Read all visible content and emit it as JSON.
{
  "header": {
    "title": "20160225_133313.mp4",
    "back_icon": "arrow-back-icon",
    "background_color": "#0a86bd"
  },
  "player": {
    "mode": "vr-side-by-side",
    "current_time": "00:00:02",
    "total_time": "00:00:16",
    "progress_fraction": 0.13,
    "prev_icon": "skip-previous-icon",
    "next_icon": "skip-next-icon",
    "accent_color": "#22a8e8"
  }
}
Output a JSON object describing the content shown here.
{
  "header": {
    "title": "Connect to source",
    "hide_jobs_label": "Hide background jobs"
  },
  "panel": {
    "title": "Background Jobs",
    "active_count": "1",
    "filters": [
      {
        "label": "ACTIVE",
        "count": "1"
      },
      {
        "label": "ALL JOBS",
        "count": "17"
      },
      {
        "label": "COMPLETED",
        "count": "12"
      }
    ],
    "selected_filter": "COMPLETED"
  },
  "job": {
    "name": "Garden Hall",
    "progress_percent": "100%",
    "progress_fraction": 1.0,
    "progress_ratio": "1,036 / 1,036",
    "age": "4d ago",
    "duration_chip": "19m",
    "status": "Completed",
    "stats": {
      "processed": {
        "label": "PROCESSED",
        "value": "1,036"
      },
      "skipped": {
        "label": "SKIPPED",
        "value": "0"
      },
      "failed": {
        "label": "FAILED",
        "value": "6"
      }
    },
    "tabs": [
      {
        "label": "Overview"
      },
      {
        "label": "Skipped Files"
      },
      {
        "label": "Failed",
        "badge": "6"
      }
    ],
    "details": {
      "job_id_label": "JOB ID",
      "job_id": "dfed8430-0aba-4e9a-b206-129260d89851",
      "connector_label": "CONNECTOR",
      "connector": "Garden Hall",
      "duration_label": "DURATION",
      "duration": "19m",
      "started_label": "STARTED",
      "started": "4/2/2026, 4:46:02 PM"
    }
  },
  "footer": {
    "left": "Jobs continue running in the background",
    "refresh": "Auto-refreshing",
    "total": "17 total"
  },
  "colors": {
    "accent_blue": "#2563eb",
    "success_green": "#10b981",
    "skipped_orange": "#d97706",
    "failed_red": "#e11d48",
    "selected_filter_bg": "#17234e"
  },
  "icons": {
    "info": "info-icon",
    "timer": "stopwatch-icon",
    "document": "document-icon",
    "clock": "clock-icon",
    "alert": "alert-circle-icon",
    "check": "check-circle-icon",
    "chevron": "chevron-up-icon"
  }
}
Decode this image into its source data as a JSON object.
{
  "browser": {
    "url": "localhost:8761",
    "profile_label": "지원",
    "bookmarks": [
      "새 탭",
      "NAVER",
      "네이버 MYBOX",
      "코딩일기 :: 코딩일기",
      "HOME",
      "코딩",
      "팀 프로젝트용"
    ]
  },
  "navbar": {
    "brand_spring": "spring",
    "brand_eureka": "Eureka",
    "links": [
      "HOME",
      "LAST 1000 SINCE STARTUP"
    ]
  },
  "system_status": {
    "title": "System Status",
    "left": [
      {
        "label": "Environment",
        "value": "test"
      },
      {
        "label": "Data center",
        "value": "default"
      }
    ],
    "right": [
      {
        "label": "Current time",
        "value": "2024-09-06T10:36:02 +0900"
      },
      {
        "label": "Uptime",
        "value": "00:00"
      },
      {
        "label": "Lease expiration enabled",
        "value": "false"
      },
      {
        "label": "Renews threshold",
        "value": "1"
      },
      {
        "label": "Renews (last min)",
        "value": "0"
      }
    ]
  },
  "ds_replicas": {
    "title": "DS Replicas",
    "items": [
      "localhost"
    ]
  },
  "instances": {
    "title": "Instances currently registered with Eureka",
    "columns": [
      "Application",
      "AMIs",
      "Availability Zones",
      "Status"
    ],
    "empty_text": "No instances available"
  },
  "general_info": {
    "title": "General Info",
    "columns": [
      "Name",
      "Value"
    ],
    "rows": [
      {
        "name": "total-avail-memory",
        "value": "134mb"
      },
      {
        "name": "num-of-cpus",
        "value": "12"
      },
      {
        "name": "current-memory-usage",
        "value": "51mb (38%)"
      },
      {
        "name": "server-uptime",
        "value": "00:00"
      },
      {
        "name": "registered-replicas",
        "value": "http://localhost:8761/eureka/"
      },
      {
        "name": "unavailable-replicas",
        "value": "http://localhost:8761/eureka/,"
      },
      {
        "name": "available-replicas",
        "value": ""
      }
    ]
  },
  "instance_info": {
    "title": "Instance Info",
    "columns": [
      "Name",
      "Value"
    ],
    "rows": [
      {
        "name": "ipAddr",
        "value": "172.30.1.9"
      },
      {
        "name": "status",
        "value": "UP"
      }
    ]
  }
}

************

TASK STATEMENT: Pick each line holding the word "http" out of the data and copy it.

WRITTEN SOLUTION:
        "value": "http://localhost:8761/eureka/"
        "value": "http://localhost:8761/eureka/,"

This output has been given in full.